Text:

>> begin

# 3 added to the clan



## tghsmith

we added three little girls to our clan this weekend, a pair of small flame points, one will be called ember(might as well call the other ember also, can't tell them apart) the third girl is a silver-blue and will be called violet.. pansy is very interested in the new arrivals, yeti is huffing and puffing about the house..these three little darlings came through a local rescue group


----------



## Greenport ferals

Wow, beautiful. What is their back story?


----------



## tghsmith

we don't know much about their start in life all three were in foster care, the little meezers were bottle fed.. they all want out of the isolation rooms now!!


----------



## tghsmith

day two of the kitten invasion. Yeti acting like he's all upset, pansy, happy with the cat loft that came home also.. the little meezers settling in.. all the new ones in safe rooms for a few days..


----------



## Jenny bf

That picture of Pansy lounging is so funny. The kittens are just so adorable!


----------



## librarychick

3 kittens at once! Are they 'keepers'? If so...you're certainly braver than me! lol

We've got 3 13 week foster babies at the moment, and when we let them out to run around the house they're into EVERYTHING! It's hilarious...but everyone is always ready for them to go back to the kitten room after an hour or so. (Jitzu and Torri would prefer they never left the kitten room...but tough luck girls! Kittens need to run!)


----------



## tghsmith

we were only planning on two, my wife wanted a silver blue and during the search we came across the flame point pair.. they needed to stay together so its a kitten holiday.. over the last two years we had to say good bye to two of our cats and our old calico (19 yrs) is near her end.. plus you can't tell the flame-points apart so the only count as one!! yes all keepers


----------



## spirite

Oooh, so cute!! I love Violet's head tilt. 

Pansy is your 19-year-old? Wow, she looks great - and I love that pose!

Yeti's beautiful and looking pretty relaxed - unless he's sharpening his claws in some evil intent.


----------



## tghsmith

pansy is around 1.5 years, jolene our old girl looks her age, lots of age problems, but the lights are still on and she's not in pain, sleeps most of the time,


----------



## spirite

Oh. I thought she'd discovered the feline fountain of youth!  I hope Jolene continues to enjoy her happy and comfortable old age for a long time!


----------



## tghsmith

some better pics of the new kids, introductions are going well, all the young girls have been playing together in the bedroom for hours at a time.. this week they will get to meet the Yeti monster.. things are moving slow because we had the house re-roofed last week, all the noise and strangers had Yeti upset(he growls when the UPS is at the door)


----------



## Nan

Oh my, they are so Cute!


----------



## tghsmith

waking the dragons (sweet dragons) getting this every morning is great way to start the day


----------



## 10cats2dogs

OMG! Look at those little faces!
They ARE Adorable!
S.


----------



## eldercat

Years ago I went to adopt a kitten. But there were 3 left from that litter, all three black. Which one should I select? Maybe I should take 2 for company. But that would leave 1 alone. So I got all three. It was a hoot. .. there were these little black things running around all the time.  You've got some cuties there!


----------



## tghsmith

sleepy dragons, they had been playing non-stop for hours..


----------



## eldercat

Great pic.  Won't let my daughter-in-law see this, she's always wanted a white cat but already has three cats in a tiny apartment - with a baby on the way!

>> end

Given information:
>> begin

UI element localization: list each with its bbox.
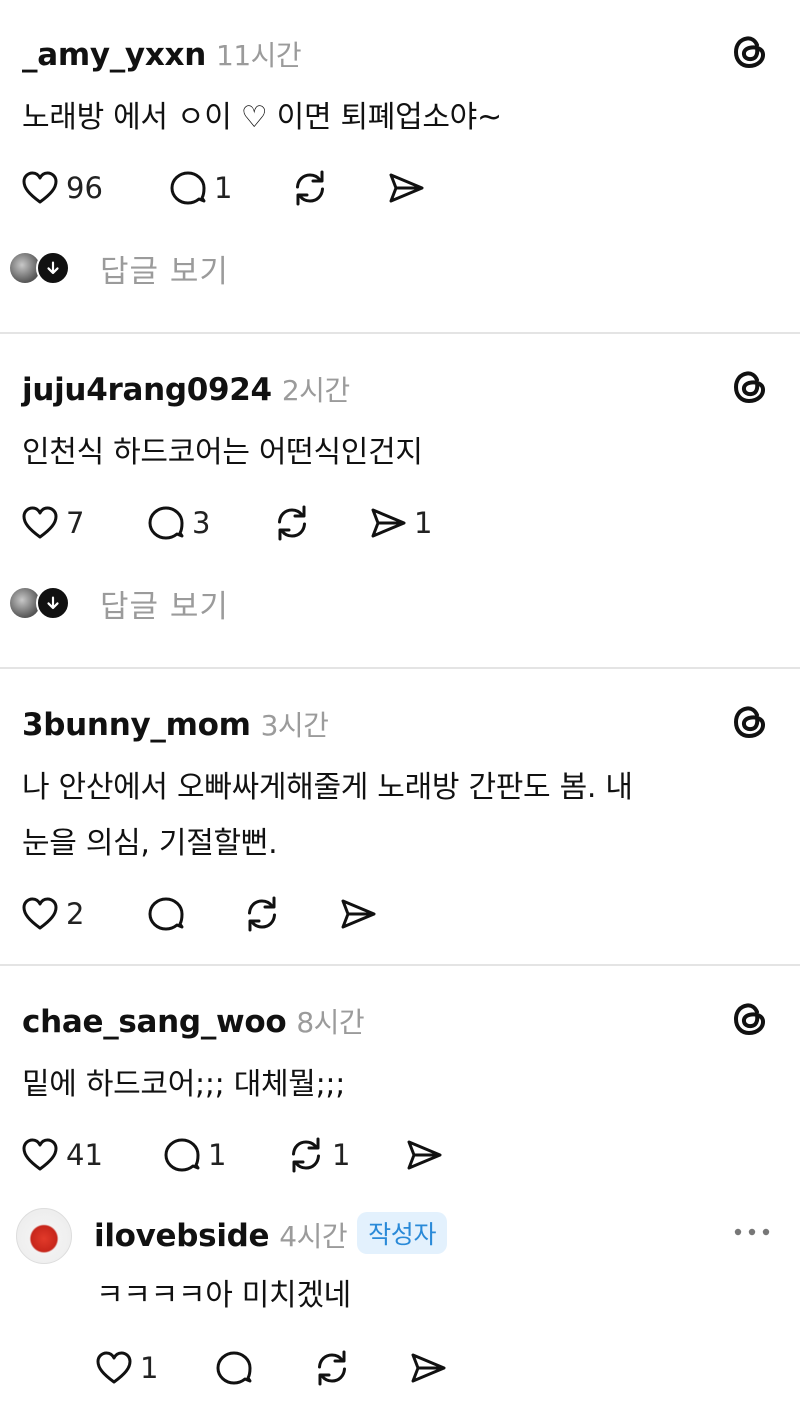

>> end

What is asked:
[1] Answer these about the kitten adoption thread:
(a) What color is the kitten who will be called Violet?
(b) About how old is Pansy?
(c) What work was done on the house the week before, and why did it slow things down?
[2] Extend the kitten adoption thread past its final post with a few more replies in the same chatty forum style.

Answers to the problems:
[1]
(a) Silver-blue.
(b) Around 1.5 years.
(c) The house was re-roofed, and the noise and strangers upset Yeti.

[2]
----------



## tghsmith

you have to get them in just the right light, but they are actually faint flame points..the big silly monster has finally stopped huffing at them..


----------



## purpleball

All your kitties are beautiful. The new arrivals are darling enjoy them all.


----------



## tghsmith

we own the cat tree
I know I have it good
everybody in one place, for a few secounds..


----------



## Gigi009

How adorable. I can't wait to add another kitten to the household. My kitten is 5 months and a part of me wants to enjoy him being a kitten until I add another but it's probably best for me to get one now so they can grow together. Plus, who can say no kittens? I love the two white kittens and the gray kitten. Is he or she considered a Russian blue? 

I have a black kitten and I'm looking for a Russian blue so I can name him dumbo  I'm a Disney fan lol


tghsmith said:


> we own the cat tree
> I know I have it good
> everybody in one place, for a few secounds..


----------



## tghsmith

she has some russian blue traits, color and fur quality.. body configuration not so much,,she'll fly about the house for hours like a wild thing and than crash in lap into a purr-ball..


----------



## Greenport ferals

Nice group shot. Not easy to do. 
What is that ladder-like structure on the right side of the stairs? 
Is it for the cats?


----------



## tghsmith

its a cat ramp for the stairs, I made for arthritic emma and jolene, emma never used it, jolene was using it for going up.. pansey and the kittens love it..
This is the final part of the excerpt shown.